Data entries
***

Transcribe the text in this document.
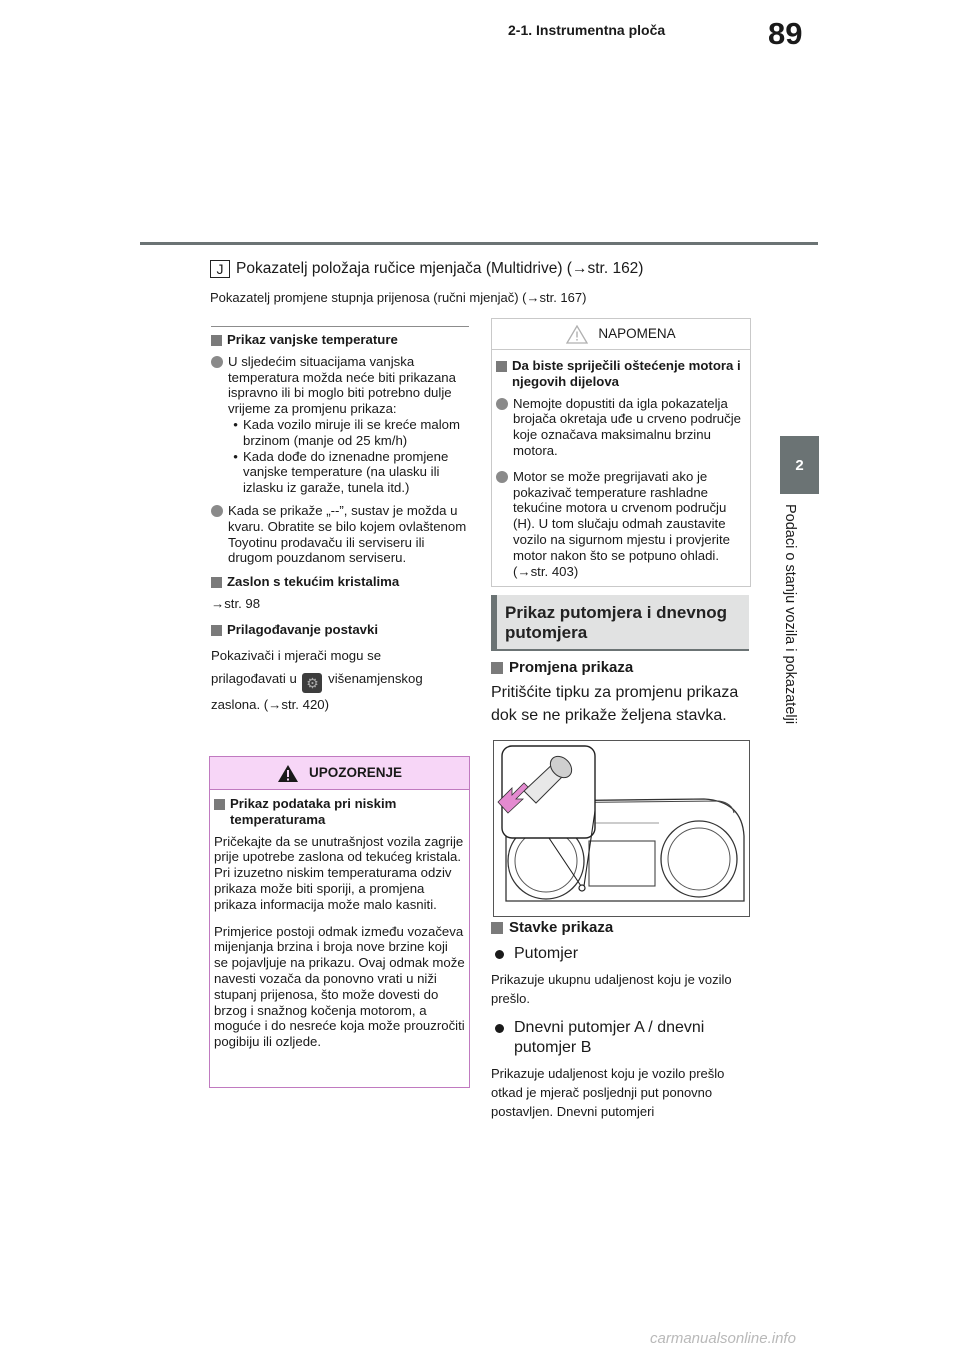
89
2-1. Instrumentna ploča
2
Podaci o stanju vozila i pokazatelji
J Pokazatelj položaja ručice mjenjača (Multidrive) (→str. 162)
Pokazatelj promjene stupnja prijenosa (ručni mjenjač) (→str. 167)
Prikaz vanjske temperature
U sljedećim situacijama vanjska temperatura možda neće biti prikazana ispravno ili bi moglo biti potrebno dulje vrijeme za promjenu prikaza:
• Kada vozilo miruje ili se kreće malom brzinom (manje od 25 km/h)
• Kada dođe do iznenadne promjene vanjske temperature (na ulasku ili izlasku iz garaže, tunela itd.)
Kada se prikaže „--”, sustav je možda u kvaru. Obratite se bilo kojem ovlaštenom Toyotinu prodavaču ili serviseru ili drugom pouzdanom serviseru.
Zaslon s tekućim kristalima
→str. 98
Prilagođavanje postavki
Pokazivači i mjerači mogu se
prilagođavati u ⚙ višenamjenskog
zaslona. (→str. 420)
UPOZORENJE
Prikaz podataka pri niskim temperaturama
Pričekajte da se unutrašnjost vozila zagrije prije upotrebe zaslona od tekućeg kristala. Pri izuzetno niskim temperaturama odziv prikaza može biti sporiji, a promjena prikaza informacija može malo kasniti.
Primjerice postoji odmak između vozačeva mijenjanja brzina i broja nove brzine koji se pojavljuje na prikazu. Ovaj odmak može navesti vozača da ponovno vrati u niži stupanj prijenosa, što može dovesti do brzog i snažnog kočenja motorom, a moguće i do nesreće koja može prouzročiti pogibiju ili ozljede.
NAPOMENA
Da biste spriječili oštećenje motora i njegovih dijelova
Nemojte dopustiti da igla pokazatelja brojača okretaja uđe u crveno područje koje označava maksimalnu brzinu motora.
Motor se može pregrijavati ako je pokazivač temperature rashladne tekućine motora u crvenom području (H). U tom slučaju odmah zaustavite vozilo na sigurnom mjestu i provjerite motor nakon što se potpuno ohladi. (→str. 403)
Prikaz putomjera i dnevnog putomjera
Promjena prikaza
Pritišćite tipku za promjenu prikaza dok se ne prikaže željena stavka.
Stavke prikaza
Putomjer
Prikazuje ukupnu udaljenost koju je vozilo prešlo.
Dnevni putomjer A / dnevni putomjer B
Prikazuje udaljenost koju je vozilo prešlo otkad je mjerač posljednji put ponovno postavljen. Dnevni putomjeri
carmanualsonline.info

***

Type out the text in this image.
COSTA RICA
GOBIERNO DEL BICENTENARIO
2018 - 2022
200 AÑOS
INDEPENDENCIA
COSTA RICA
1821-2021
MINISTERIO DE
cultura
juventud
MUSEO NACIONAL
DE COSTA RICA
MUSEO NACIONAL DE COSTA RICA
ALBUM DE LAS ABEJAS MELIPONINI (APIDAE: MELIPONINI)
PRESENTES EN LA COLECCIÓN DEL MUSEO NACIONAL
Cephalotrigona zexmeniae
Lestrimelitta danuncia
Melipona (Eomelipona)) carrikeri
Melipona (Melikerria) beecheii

***

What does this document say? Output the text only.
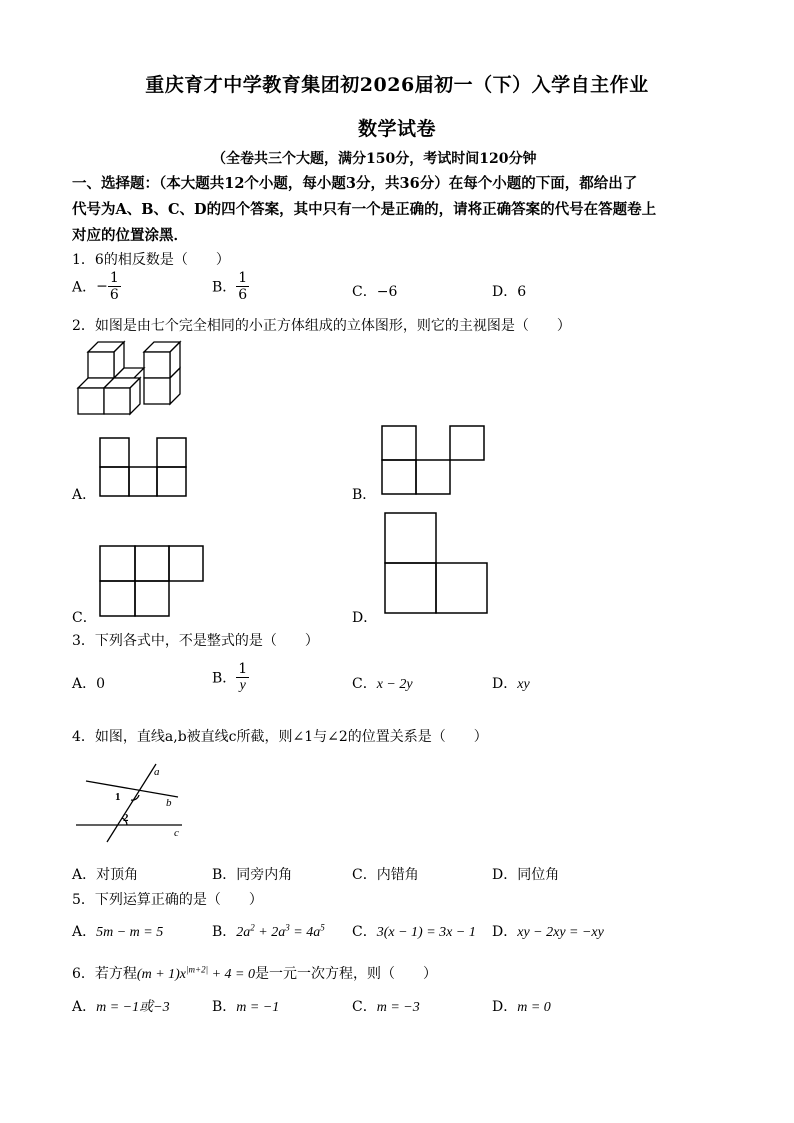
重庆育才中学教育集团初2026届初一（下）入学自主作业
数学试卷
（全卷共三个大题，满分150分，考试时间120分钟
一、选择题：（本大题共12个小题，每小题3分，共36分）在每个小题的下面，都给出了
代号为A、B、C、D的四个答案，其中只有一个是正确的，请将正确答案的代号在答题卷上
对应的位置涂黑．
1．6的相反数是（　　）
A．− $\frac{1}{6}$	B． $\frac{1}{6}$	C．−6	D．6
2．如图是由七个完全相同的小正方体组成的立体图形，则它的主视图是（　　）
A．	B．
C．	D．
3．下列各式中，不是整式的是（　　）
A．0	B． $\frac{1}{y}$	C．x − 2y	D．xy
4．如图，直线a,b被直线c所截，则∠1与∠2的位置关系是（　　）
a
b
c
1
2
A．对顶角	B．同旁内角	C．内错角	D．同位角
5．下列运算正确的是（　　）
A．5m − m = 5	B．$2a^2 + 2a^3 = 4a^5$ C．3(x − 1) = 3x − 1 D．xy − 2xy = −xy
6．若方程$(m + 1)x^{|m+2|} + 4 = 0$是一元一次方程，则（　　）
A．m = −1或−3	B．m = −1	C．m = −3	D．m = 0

***

What the exercise asks :: Extract, from the listing above, every line where the string "text" occurs.

Solution to the exercise ::
Transcribe the text in this document.
Type out the text in this image.
What does this document say? Output the text only.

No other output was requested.